[What you should do]:
Without including the pictures, copy out every line below.

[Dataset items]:
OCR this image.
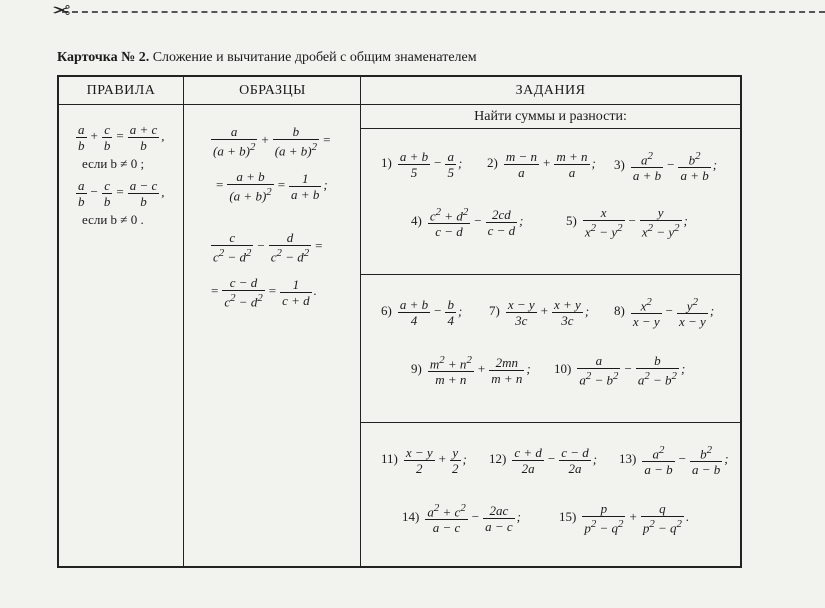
✂
Карточка № 2. Сложение и вычитание дробей с общим знаменателем
ПРАВИЛА	ОБРАЗЦЫ	ЗАДАНИЯ
Найти суммы и разности:
$\frac{a}{b} + \frac{c}{b} = \frac{a + c}{b}$ ,
если b ≠ 0 ;
$\frac{a}{b} - \frac{c}{b} = \frac{a - c}{b}$ ,
если b ≠ 0 .
$\frac{a}{(a + b)^2} + \frac{b}{(a + b)^2}$ =
= $\frac{a + b}{(a + b)^2} = \frac{1}{a + b}$ ;
$\frac{c}{c^2 - d^2} - \frac{d}{c^2 - d^2}$ =
= $\frac{c - d}{c^2 - d^2} = \frac{1}{c + d}$ .
$1) \frac{a + b}{5} - \frac{a}{5}$ ; $2) \frac{m - n}{a} + \frac{m + n}{a}$ ; $3) \frac{a^2}{a + b} - \frac{b^2}{a + b}$ ;
$4) \frac{c^2 + d^2}{c - d} - \frac{2cd}{c - d}$ ;	$5) \frac{x}{x^2 - y^2} - \frac{y}{x^2 - y^2}$ ;
$6) \frac{a + b}{4} - \frac{b}{4}$ ; $7) \frac{x - y}{3c} + \frac{x + y}{3c}$ ; $8) \frac{x^2}{x - y} - \frac{y^2}{x - y}$ ;
$9) \frac{m^2 + n^2}{m + n} + \frac{2mn}{m + n}$ ; $10) \frac{a}{a^2 - b^2} - \frac{b}{a^2 - b^2}$ ;
$11) \frac{x - y}{2} + \frac{y}{2}$ ; $12) \frac{c + d}{2a} - \frac{c - d}{2a}$ ; $13) \frac{a^2}{a - b} - \frac{b^2}{a - b}$ ;
$14) \frac{a^2 + c^2}{a - c} - \frac{2ac}{a - c}$ ;	$15) \frac{p}{p^2 - q^2} + \frac{q}{p^2 - q^2}$ .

[Response to this task]:
OCR this image.
✂
Карточка № 2. Сложение и вычитание дробей с общим знаменателем
ПРАВИЛА	ОБРАЗЦЫ	ЗАДАНИЯ
Найти суммы и разности:
$\frac{a}{b} + \frac{c}{b} = \frac{a + c}{b}$ ,
если b ≠ 0 ;
$\frac{a}{b} - \frac{c}{b} = \frac{a - c}{b}$ ,
если b ≠ 0 .
$\frac{a}{(a + b)^2} + \frac{b}{(a + b)^2}$ =
= $\frac{a + b}{(a + b)^2} = \frac{1}{a + b}$ ;
$\frac{c}{c^2 - d^2} - \frac{d}{c^2 - d^2}$ =
= $\frac{c - d}{c^2 - d^2} = \frac{1}{c + d}$ .
$1) \frac{a + b}{5} - \frac{a}{5}$ ; $2) \frac{m - n}{a} + \frac{m + n}{a}$ ; $3) \frac{a^2}{a + b} - \frac{b^2}{a + b}$ ;
$4) \frac{c^2 + d^2}{c - d} - \frac{2cd}{c - d}$ ;	$5) \frac{x}{x^2 - y^2} - \frac{y}{x^2 - y^2}$ ;
$6) \frac{a + b}{4} - \frac{b}{4}$ ; $7) \frac{x - y}{3c} + \frac{x + y}{3c}$ ; $8) \frac{x^2}{x - y} - \frac{y^2}{x - y}$ ;
$9) \frac{m^2 + n^2}{m + n} + \frac{2mn}{m + n}$ ; $10) \frac{a}{a^2 - b^2} - \frac{b}{a^2 - b^2}$ ;
$11) \frac{x - y}{2} + \frac{y}{2}$ ; $12) \frac{c + d}{2a} - \frac{c - d}{2a}$ ; $13) \frac{a^2}{a - b} - \frac{b^2}{a - b}$ ;
$14) \frac{a^2 + c^2}{a - c} - \frac{2ac}{a - c}$ ;	$15) \frac{p}{p^2 - q^2} + \frac{q}{p^2 - q^2}$ .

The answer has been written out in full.